What the exercise asks:
Exactly repeat all the records below, omitting the images they hold.

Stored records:

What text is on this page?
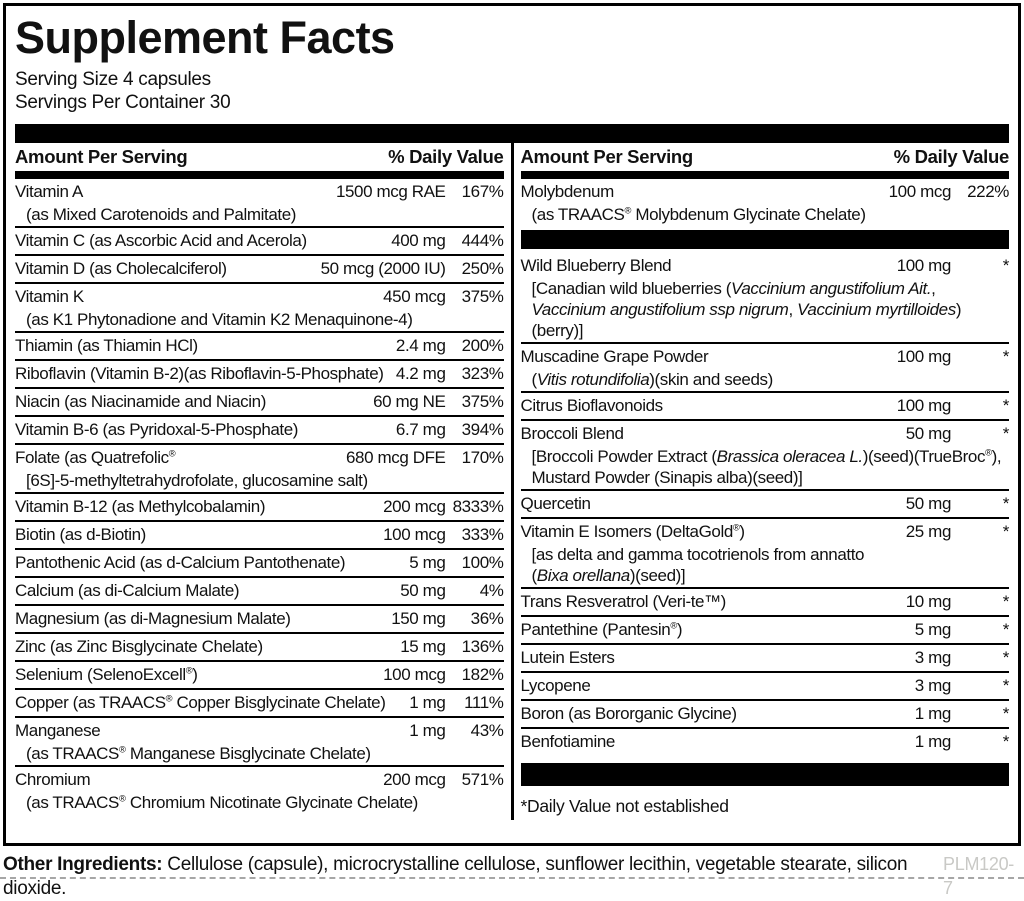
Supplement Facts
Serving Size 4 capsules
Servings Per Container 30
Amount Per Serving	% Daily Value
Vitamin A	1500 mcg RAE 167%
(as Mixed Carotenoids and Palmitate)
Vitamin C (as Ascorbic Acid and Acerola)	400 mg 444%
Vitamin D (as Cholecalciferol)	50 mcg (2000 IU) 250%
Vitamin K	450 mcg 375%
(as K1 Phytonadione and Vitamin K2 Menaquinone-4)
Thiamin (as Thiamin HCl)	2.4 mg 200%
Riboflavin (Vitamin B-2)(as Riboflavin-5-Phosphate) 4.2 mg 323%
Niacin (as Niacinamide and Niacin)	60 mg NE 375%
Vitamin B-6 (as Pyridoxal-5-Phosphate)	6.7 mg 394%
Folate (as Quatrefolic®	680 mcg DFE 170%
[6S]-5-methyltetrahydrofolate, glucosamine salt)
Vitamin B-12 (as Methylcobalamin)	200 mcg 8333%
Biotin (as d-Biotin)	100 mcg 333%
Pantothenic Acid (as d-Calcium Pantothenate)	5 mg 100%
Calcium (as di-Calcium Malate)	50 mg	4%
Magnesium (as di-Magnesium Malate)	150 mg	36%
Zinc (as Zinc Bisglycinate Chelate)	15 mg 136%
Selenium (SelenoExcell®)	100 mcg 182%
Copper (as TRAACS® Copper Bisglycinate Chelate)	1 mg	111%
Manganese	1 mg	43%
(as TRAACS® Manganese Bisglycinate Chelate)
Chromium	200 mcg 571%
(as TRAACS® Chromium Nicotinate Glycinate Chelate)
Amount Per Serving	% Daily Value
Molybdenum	100 mcg 222%
(as TRAACS® Molybdenum Glycinate Chelate)
Wild Blueberry Blend	100 mg	*
[Canadian wild blueberries (Vaccinium angustifolium Ait., Vaccinium angustifolium ssp nigrum, Vaccinium myrtilloides)(berry)]
Muscadine Grape Powder	100 mg	*
(Vitis rotundifolia)(skin and seeds)
Citrus Bioflavonoids	100 mg	*
Broccoli Blend	50 mg	*
[Broccoli Powder Extract (Brassica oleracea L.)(seed)(TrueBroc®),
Mustard Powder (Sinapis alba)(seed)]
Quercetin	50 mg	*
Vitamin E Isomers (DeltaGold®)	25 mg	*
[as delta and gamma tocotrienols from annatto
(Bixa orellana)(seed)]
Trans Resveratrol (Veri-te™)	10 mg	*
Pantethine (Pantesin®)	5 mg	*
Lutein Esters	3 mg	*
Lycopene	3 mg	*
Boron (as Bororganic Glycine)	1 mg	*
Benfotiamine	1 mg	*
*Daily Value not established
Other Ingredients: Cellulose (capsule), microcrystalline cellulose, sunflower lecithin, vegetable stearate, silicon dioxide.
PLM120-7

Response to the exercise:
What text is on this page?
Supplement Facts
Serving Size 4 capsules
Servings Per Container 30
Amount Per Serving	% Daily Value
Vitamin A	1500 mcg RAE 167%
(as Mixed Carotenoids and Palmitate)
Vitamin C (as Ascorbic Acid and Acerola)	400 mg 444%
Vitamin D (as Cholecalciferol)	50 mcg (2000 IU) 250%
Vitamin K	450 mcg 375%
(as K1 Phytonadione and Vitamin K2 Menaquinone-4)
Thiamin (as Thiamin HCl)	2.4 mg 200%
Riboflavin (Vitamin B-2)(as Riboflavin-5-Phosphate) 4.2 mg 323%
Niacin (as Niacinamide and Niacin)	60 mg NE 375%
Vitamin B-6 (as Pyridoxal-5-Phosphate)	6.7 mg 394%
Folate (as Quatrefolic®	680 mcg DFE 170%
[6S]-5-methyltetrahydrofolate, glucosamine salt)
Vitamin B-12 (as Methylcobalamin)	200 mcg 8333%
Biotin (as d-Biotin)	100 mcg 333%
Pantothenic Acid (as d-Calcium Pantothenate)	5 mg 100%
Calcium (as di-Calcium Malate)	50 mg	4%
Magnesium (as di-Magnesium Malate)	150 mg	36%
Zinc (as Zinc Bisglycinate Chelate)	15 mg 136%
Selenium (SelenoExcell®)	100 mcg 182%
Copper (as TRAACS® Copper Bisglycinate Chelate)	1 mg	111%
Manganese	1 mg	43%
(as TRAACS® Manganese Bisglycinate Chelate)
Chromium	200 mcg 571%
(as TRAACS® Chromium Nicotinate Glycinate Chelate)
Amount Per Serving	% Daily Value
Molybdenum	100 mcg 222%
(as TRAACS® Molybdenum Glycinate Chelate)
Wild Blueberry Blend	100 mg	*
[Canadian wild blueberries (Vaccinium angustifolium Ait., Vaccinium angustifolium ssp nigrum, Vaccinium myrtilloides)(berry)]
Muscadine Grape Powder	100 mg	*
(Vitis rotundifolia)(skin and seeds)
Citrus Bioflavonoids	100 mg	*
Broccoli Blend	50 mg	*
[Broccoli Powder Extract (Brassica oleracea L.)(seed)(TrueBroc®),
Mustard Powder (Sinapis alba)(seed)]
Quercetin	50 mg	*
Vitamin E Isomers (DeltaGold®)	25 mg	*
[as delta and gamma tocotrienols from annatto
(Bixa orellana)(seed)]
Trans Resveratrol (Veri-te™)	10 mg	*
Pantethine (Pantesin®)	5 mg	*
Lutein Esters	3 mg	*
Lycopene	3 mg	*
Boron (as Bororganic Glycine)	1 mg	*
Benfotiamine	1 mg	*
*Daily Value not established
Other Ingredients: Cellulose (capsule), microcrystalline cellulose, sunflower lecithin, vegetable stearate, silicon dioxide.
PLM120-7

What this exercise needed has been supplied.